--- start of Records for this task ---

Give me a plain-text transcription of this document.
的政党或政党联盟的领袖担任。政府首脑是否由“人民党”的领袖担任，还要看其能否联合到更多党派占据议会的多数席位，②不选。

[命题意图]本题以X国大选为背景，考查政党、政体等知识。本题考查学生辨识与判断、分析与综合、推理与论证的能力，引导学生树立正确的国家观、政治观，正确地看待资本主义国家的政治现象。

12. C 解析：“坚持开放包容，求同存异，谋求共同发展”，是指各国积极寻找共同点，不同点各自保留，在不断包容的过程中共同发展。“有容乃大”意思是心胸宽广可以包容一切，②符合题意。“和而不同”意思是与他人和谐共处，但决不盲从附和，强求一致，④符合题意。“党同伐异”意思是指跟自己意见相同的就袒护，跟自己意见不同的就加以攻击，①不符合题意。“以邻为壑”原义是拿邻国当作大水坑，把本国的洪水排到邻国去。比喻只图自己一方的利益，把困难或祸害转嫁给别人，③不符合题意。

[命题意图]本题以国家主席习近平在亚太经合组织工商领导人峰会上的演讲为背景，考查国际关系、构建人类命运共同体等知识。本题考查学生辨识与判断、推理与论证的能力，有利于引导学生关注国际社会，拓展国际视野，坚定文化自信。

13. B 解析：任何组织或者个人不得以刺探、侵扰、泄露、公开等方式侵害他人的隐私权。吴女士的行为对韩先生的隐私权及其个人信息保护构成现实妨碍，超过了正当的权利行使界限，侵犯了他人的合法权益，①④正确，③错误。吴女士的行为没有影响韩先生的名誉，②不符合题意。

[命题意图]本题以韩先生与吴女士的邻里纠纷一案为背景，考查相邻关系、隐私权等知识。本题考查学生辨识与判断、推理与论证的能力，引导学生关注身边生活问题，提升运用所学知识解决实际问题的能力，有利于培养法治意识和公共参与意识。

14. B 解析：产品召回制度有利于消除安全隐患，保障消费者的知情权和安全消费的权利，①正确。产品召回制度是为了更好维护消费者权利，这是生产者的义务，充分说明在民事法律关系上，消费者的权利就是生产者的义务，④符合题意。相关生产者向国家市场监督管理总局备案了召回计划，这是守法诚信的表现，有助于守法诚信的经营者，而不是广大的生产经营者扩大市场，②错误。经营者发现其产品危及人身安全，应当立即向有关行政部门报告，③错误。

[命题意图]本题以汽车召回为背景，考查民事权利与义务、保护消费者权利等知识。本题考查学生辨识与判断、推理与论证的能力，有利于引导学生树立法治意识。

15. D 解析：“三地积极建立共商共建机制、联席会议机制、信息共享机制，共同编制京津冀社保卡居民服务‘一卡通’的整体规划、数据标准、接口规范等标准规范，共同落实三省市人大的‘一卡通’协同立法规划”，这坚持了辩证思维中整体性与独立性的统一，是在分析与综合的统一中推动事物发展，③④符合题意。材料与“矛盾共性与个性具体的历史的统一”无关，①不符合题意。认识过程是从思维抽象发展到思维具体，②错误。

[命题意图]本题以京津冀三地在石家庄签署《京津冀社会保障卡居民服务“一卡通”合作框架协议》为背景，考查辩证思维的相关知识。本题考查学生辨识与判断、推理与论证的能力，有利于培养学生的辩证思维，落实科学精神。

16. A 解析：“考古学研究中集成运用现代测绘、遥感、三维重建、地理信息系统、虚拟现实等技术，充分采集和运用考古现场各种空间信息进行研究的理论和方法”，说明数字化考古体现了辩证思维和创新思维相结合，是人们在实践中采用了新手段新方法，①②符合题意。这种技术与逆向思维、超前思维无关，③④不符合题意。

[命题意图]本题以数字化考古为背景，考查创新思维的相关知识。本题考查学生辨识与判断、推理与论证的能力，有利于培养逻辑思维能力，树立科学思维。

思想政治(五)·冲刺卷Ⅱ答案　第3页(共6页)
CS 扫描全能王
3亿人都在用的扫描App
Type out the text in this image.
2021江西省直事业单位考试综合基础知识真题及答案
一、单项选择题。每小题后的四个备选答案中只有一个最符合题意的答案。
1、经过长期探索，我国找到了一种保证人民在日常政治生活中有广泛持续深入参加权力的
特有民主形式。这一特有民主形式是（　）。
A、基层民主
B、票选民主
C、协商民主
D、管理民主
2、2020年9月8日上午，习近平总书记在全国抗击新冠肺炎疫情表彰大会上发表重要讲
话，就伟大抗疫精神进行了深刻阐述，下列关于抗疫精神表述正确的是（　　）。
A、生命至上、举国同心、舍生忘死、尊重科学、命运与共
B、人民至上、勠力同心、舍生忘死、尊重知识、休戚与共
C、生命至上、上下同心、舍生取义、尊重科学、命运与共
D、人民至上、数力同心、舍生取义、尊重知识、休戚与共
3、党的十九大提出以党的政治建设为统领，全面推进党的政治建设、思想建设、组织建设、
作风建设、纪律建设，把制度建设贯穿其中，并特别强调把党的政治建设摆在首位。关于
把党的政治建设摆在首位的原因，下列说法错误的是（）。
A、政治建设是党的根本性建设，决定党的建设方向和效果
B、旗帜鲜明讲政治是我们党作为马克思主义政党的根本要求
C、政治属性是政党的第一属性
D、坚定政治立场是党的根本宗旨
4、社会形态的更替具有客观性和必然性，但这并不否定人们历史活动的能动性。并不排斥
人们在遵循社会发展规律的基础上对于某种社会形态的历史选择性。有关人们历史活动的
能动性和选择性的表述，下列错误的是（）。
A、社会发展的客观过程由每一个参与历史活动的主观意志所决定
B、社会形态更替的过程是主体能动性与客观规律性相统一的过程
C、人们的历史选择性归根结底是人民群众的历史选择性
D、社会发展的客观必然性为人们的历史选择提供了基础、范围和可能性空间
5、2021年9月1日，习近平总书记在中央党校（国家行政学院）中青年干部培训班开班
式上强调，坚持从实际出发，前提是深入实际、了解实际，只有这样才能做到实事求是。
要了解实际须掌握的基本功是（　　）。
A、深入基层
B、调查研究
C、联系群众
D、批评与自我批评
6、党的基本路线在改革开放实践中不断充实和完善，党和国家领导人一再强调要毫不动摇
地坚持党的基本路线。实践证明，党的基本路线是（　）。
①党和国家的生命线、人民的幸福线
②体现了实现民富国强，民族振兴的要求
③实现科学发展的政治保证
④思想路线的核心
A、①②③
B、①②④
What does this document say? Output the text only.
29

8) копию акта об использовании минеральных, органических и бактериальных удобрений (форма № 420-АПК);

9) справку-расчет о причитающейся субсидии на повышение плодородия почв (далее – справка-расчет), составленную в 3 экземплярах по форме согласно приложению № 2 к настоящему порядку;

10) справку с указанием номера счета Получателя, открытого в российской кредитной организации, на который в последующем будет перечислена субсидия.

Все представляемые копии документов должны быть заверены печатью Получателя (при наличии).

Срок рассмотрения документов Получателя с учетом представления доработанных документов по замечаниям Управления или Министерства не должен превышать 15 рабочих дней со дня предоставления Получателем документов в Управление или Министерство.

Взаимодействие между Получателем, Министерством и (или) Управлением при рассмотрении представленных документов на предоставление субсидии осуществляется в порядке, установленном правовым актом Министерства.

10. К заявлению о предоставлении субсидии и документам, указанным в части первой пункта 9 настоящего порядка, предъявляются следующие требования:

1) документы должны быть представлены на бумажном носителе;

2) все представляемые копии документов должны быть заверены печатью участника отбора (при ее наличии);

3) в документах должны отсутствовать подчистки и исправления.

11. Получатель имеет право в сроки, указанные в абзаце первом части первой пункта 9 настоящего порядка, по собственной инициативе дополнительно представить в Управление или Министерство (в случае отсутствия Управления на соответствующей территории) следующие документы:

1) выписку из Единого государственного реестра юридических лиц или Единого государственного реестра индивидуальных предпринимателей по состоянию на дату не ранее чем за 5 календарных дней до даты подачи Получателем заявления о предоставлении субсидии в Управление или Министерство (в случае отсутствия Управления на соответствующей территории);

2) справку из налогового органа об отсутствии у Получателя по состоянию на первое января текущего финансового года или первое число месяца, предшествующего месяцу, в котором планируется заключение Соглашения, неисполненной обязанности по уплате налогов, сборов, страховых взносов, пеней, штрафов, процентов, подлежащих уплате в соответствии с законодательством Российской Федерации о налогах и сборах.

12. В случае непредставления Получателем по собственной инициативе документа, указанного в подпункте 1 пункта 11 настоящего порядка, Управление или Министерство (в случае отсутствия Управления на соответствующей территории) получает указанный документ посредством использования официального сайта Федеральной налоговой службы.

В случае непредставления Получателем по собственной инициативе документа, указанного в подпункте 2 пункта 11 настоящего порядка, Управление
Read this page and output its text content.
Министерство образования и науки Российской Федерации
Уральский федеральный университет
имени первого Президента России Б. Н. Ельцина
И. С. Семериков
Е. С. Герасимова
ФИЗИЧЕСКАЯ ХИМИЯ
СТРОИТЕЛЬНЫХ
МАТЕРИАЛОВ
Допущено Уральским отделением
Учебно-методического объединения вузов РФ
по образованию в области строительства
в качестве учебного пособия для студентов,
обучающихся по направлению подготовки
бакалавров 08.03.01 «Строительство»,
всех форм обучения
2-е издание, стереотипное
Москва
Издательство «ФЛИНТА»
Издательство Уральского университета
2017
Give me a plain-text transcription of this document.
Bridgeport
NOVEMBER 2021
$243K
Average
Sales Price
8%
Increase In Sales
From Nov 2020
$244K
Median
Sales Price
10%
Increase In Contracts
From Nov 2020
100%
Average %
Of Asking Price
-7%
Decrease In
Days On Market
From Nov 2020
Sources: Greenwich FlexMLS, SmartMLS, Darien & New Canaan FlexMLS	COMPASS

--- end of Records for this task ---

Pick out every line holding the string "документов" and return it.

Все представляемые копии документов должны быть заверены печатью Получателя (при наличии).
Срок рассмотрения документов Получателя с учетом представления доработанных документов по замечаниям Управления или Министерства не должен превышать 15 рабочих дней со дня предоставления Получателем документов в Управление или Министерство.
Взаимодействие между Получателем, Министерством и (или) Управлением при рассмотрении представленных документов на предоставление субсидии осуществляется в порядке, установленном правовым актом Министерства.
2) все представляемые копии документов должны быть заверены печатью участника отбора (при ее наличии);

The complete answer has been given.